[begin TEXT]

We believe that a key part of our service offering is consumer convenience and ease of use. Qiwi Wallet is available through a variety of interfaces, including mobile applications, its own website, touch-screens of our kiosks, and merchant websites. An increasing share of consumers are accessing Qiwi Wallet through our mobile applications rather than through our own website (which was historically the most popular Qiwi Wallet interface), or our kiosk network. Nevertheless, kiosks remain an important channel for consumers to load and reload their Qiwi Wallet accounts, which we believe highlights the synergies between our physical and virtual distribution.

The account loading process is simple and intuitive regardless of the interface that the consumer uses to access Qiwi Wallet. Normally, a consumer just needs to enter the unique identification number of his or her virtual wallet and indicate the amount and source of money he or she wishes to load to the account. Likewise, while the process of making a payment through Qiwi Wallet may vary slightly depending on the interface, we believe it is intuitive.

We offer downloadable Qiwi Wallet applications for the most popular mobile and digital platforms and devices and support major mobile operating systems, including Android, iOS and other. We believe that these efforts are a vital part of our overall strategy and serve to increase our consumer base.

[end TEXT]
[begin INPUT]

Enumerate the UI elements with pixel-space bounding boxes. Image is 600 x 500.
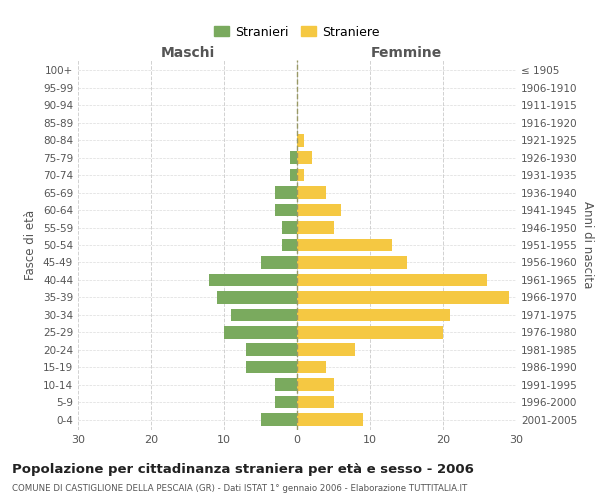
Text: Popolazione per cittadinanza straniera per età e sesso - 2006: Popolazione per cittadinanza straniera p… [12,462,474,475]
Bar [297,256,407,268]
Bar [209,274,297,286]
Bar [297,186,326,199]
Bar [246,361,297,374]
Text: Femmine: Femmine [371,46,442,60]
Bar [297,152,311,164]
Bar [297,204,341,216]
Bar [275,396,297,408]
Y-axis label: Anni di nascita: Anni di nascita [581,202,594,288]
Bar [297,378,334,391]
Legend: Stranieri, Straniere: Stranieri, Straniere [210,22,384,42]
Y-axis label: Fasce di età: Fasce di età [25,210,37,280]
Bar [297,308,450,321]
Bar [217,291,297,304]
Bar [297,291,509,304]
Bar [232,308,297,321]
Bar [297,222,334,234]
Bar [260,256,297,268]
Bar [290,152,297,164]
Bar [297,361,326,374]
Bar [297,274,487,286]
Bar [275,378,297,391]
Bar [297,344,355,356]
Bar [275,204,297,216]
Bar [290,169,297,181]
Bar [275,186,297,199]
Bar [297,238,392,252]
Text: Maschi: Maschi [160,46,215,60]
Bar [297,396,334,408]
Bar [297,134,304,146]
Bar [297,413,362,426]
Bar [283,238,297,252]
Bar [283,222,297,234]
Bar [260,413,297,426]
Bar [297,326,443,338]
Bar [224,326,297,338]
Bar [297,169,304,181]
Bar [246,344,297,356]
Text: COMUNE DI CASTIGLIONE DELLA PESCAIA (GR) - Dati ISTAT 1° gennaio 2006 - Elaboraz: COMUNE DI CASTIGLIONE DELLA PESCAIA (GR)… [12,484,467,493]
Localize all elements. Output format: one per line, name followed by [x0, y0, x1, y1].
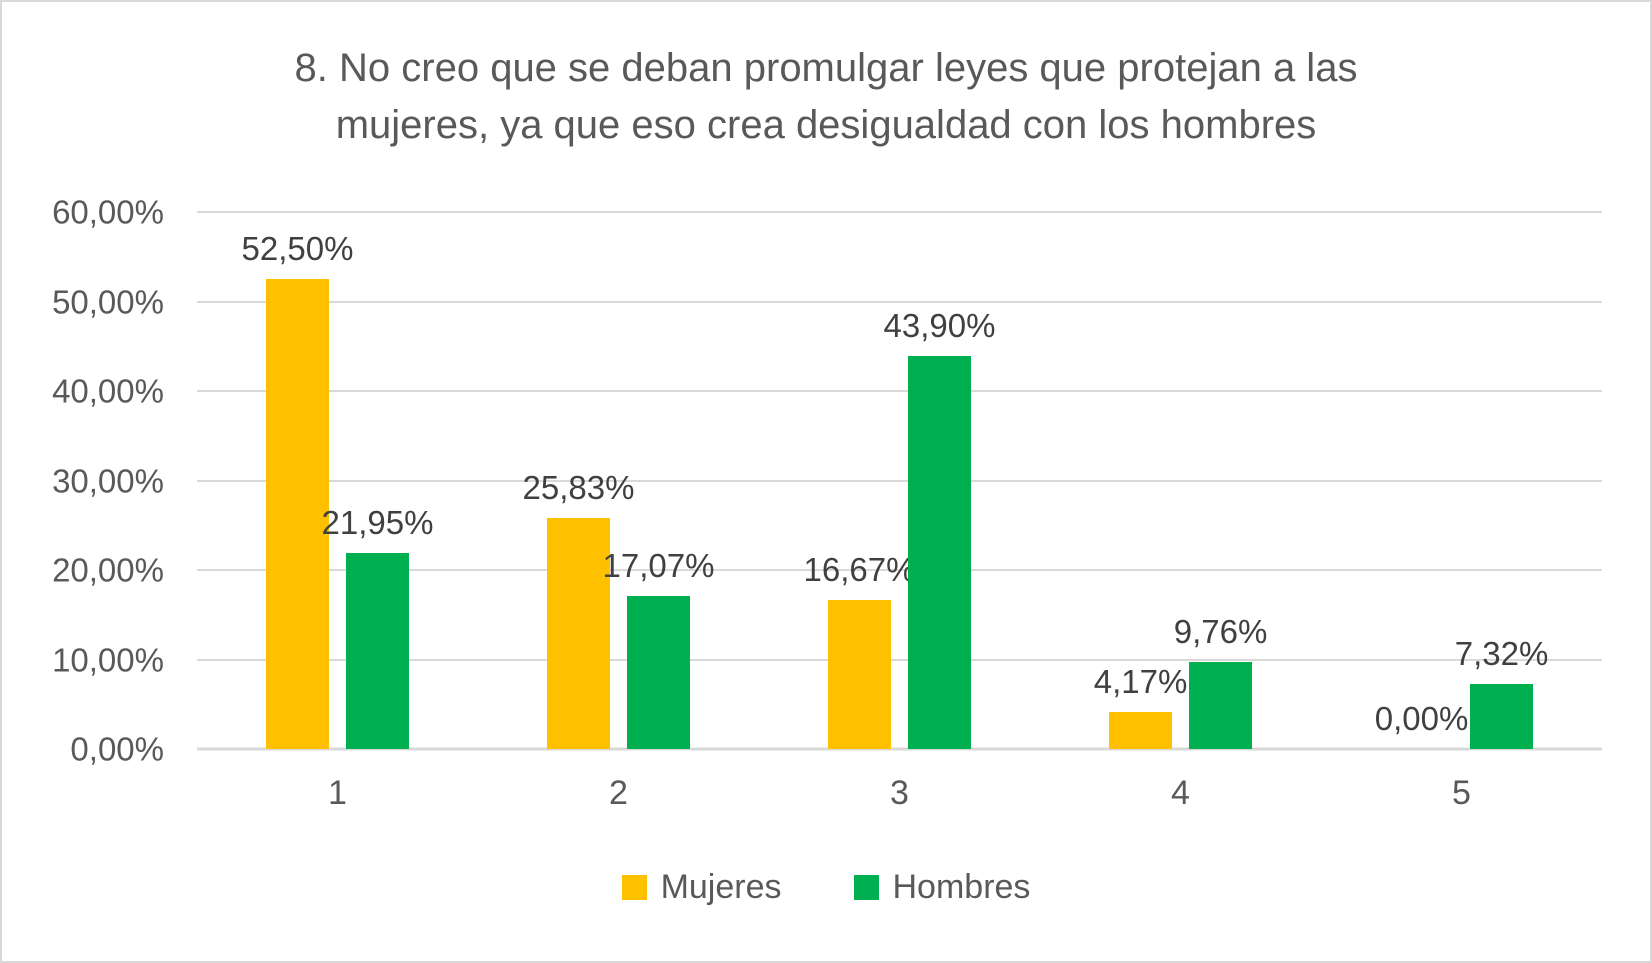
bar-wrap-hombres-2: 17,07% — [603, 212, 714, 749]
bar-value-label-hombres-2: 17,07% — [602, 547, 715, 585]
bar-value-label-hombres-1: 21,95% — [321, 503, 434, 541]
gridline-20 — [197, 569, 1602, 571]
bar-value-label-hombres-5: 7,32% — [1454, 634, 1549, 672]
legend-item-hombres: Hombres — [853, 868, 1031, 906]
y-tick-label: 0,00% — [70, 730, 164, 768]
plot-area: 52,50% 21,95% 25,83% 17,07% 16,67% 43,90% 4,17… — [197, 211, 1602, 751]
legend-label-hombres: Hombres — [892, 868, 1031, 906]
bar-groups: 52,50% 21,95% 25,83% 17,07% 16,67% 43,90% 4,17… — [197, 212, 1602, 749]
gridline-30 — [197, 479, 1602, 482]
legend-swatch-mujeres — [621, 874, 647, 900]
x-tick-label-4: 4 — [1171, 774, 1190, 812]
legend-swatch-hombres — [853, 874, 879, 900]
y-axis: 0,00% 10,00% 20,00% 30,00% 40,00% 50,00% 60,00… — [2, 196, 164, 766]
bar-hombres-2 — [627, 596, 690, 749]
legend: Mujeres Hombres — [2, 870, 1650, 904]
bar-wrap-mujeres-2: 25,83% — [523, 212, 634, 749]
bar-hombres-5 — [1470, 683, 1533, 749]
bar-group-5: 0,00% 7,32% — [1321, 212, 1602, 749]
x-tick-label-3: 3 — [890, 774, 909, 812]
bar-value-label-mujeres-5: 0,00% — [1374, 700, 1469, 737]
bar-hombres-1 — [346, 552, 409, 749]
bar-wrap-hombres-4: 9,76% — [1174, 212, 1267, 749]
bar-value-label-hombres-3: 43,90% — [883, 307, 996, 345]
gridline-60 — [197, 211, 1602, 213]
chart-title-line-2: mujeres, ya que eso crea desigualdad con… — [335, 103, 1317, 147]
y-tick-label: 10,00% — [52, 641, 164, 678]
bar-group-1: 52,50% 21,95% — [197, 212, 478, 749]
bar-wrap-mujeres-5: 0,00% — [1375, 212, 1469, 749]
bar-value-label-mujeres-2: 25,83% — [522, 468, 635, 506]
gridline-0 — [197, 747, 1602, 751]
bar-value-label-hombres-4: 9,76% — [1173, 612, 1268, 650]
bar-wrap-mujeres-4: 4,17% — [1094, 212, 1187, 749]
gridline-40 — [197, 390, 1602, 392]
bar-group-3: 16,67% 43,90% — [759, 212, 1040, 749]
bar-value-label-mujeres-3: 16,67% — [803, 550, 916, 588]
x-tick-label-2: 2 — [609, 774, 628, 812]
x-tick-label-1: 1 — [328, 774, 347, 812]
bar-wrap-mujeres-1: 52,50% — [242, 212, 353, 749]
bar-mujeres-4 — [1109, 711, 1172, 749]
y-tick-label: 20,00% — [52, 551, 164, 589]
gridline-10 — [197, 658, 1602, 661]
bar-mujeres-2 — [547, 517, 610, 749]
gridline-50 — [197, 300, 1602, 303]
y-tick-label: 60,00% — [52, 193, 164, 231]
bar-group-2: 25,83% 17,07% — [478, 212, 759, 749]
bar-mujeres-1 — [266, 279, 329, 749]
bar-hombres-3 — [908, 356, 971, 749]
chart-title-line-1: 8. No creo que se deban promulgar leyes … — [294, 46, 1358, 90]
y-tick-label: 50,00% — [52, 283, 164, 320]
legend-item-mujeres: Mujeres — [621, 868, 782, 906]
chart-title: 8. No creo que se deban promulgar leyes … — [201, 40, 1451, 154]
bar-wrap-mujeres-3: 16,67% — [804, 212, 915, 749]
bar-mujeres-3 — [828, 599, 891, 749]
bar-wrap-hombres-3: 43,90% — [884, 212, 995, 749]
x-axis: 1 2 3 4 5 — [197, 774, 1602, 813]
legend-label-mujeres: Mujeres — [660, 868, 782, 906]
x-tick-label-5: 5 — [1452, 774, 1471, 812]
bar-value-label-mujeres-4: 4,17% — [1093, 662, 1188, 700]
bar-value-label-mujeres-1: 52,50% — [241, 230, 354, 268]
bar-hombres-4 — [1189, 661, 1252, 749]
bar-wrap-hombres-1: 21,95% — [322, 212, 433, 749]
bar-group-4: 4,17% 9,76% — [1040, 212, 1321, 749]
y-tick-label: 40,00% — [52, 372, 164, 410]
y-tick-label: 30,00% — [52, 462, 164, 499]
bar-wrap-hombres-5: 7,32% — [1455, 212, 1548, 749]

[end INPUT]

_TASK SET_
A) Quote the records from their first line through the line containing "Localize all elements.", with both ends included. Omit the pictures.
B) Extend the text about Qiwi Wallet, picking up after its final sentence.
The text about Qiwi Wallet and the records are separate pieces of material.

_FINAL RESULTS_
A)
Enumerate the UI elements with pixel-space bounding boxes. Image is 600 x 500.
Text: Popolazione per cittadinanza straniera per età e sesso - 2006: Popolazione per cittadinanza straniera p… [12,462,474,475]
Bar [297,256,407,268]
Bar [209,274,297,286]
Bar [297,186,326,199]
Bar [246,361,297,374]
Text: Femmine: Femmine [371,46,442,60]
Bar [297,152,311,164]
Bar [297,204,341,216]
Bar [275,396,297,408]
Y-axis label: Anni di nascita: Anni di nascita [581,202,594,288]
Bar [297,378,334,391]
Legend: Stranieri, Straniere: Stranieri, Straniere [210,22,384,42]
Y-axis label: Fasce di età: Fasce di età [25,210,37,280]
Bar [297,308,450,321]
Bar [217,291,297,304]
Bar [297,291,509,304]
Bar [232,308,297,321]
Bar [297,222,334,234]
Bar [260,256,297,268]
Bar [290,152,297,164]
Bar [297,361,326,374]
Bar [297,274,487,286]
Bar [275,378,297,391]
Bar [297,344,355,356]
Bar [275,204,297,216]
Bar [290,169,297,181]
Bar [275,186,297,199]
Bar [297,238,392,252]
Text: Maschi: Maschi [160,46,215,60]
Bar [297,396,334,408]
Bar [297,134,304,146]
Bar [297,413,362,426]
Bar [283,238,297,252]
Bar [283,222,297,234]
Bar [260,413,297,426]
Bar [297,326,443,338]
Bar [224,326,297,338]
Bar [297,169,304,181]
Bar [246,344,297,356]
Text: COMUNE DI CASTIGLIONE DELLA PESCAIA (GR) - Dati ISTAT 1° gennaio 2006 - Elaboraz: COMUNE DI CASTIGLIONE DELLA PESCAIA (GR)… [12,484,467,493]
Localize all elements. Output format: one per line, name followed by [x0, y0, x1, y1].

B)
How Our Virtual Wallet Works

Payments made through Qiwi Wallet can be categorized into push payments and pull payments. A push payment is a payment initiated by the consumer from a QIWI Wallet interface. Typical push payments include money remittance transactions, utility payments or mobile top-ups. After entering QIWI Wallet through one of its secure interfaces, a consumer is required to select the name of the merchant from hyperlink icon menu or using the search function, and then to type in the payment amount. Consumers are not subject to a fee when making most payments through QIWI Wallet. Additionally, consumers are able to link their bank cards to their QIWI Wallet accounts to make online payments without divulging their bank card details on merchant websites, decreasing the perceived risk of fraud associated with online payments. Payouts to Qiwi Wallets made by the partners and merchants we serve are also mostly push payments.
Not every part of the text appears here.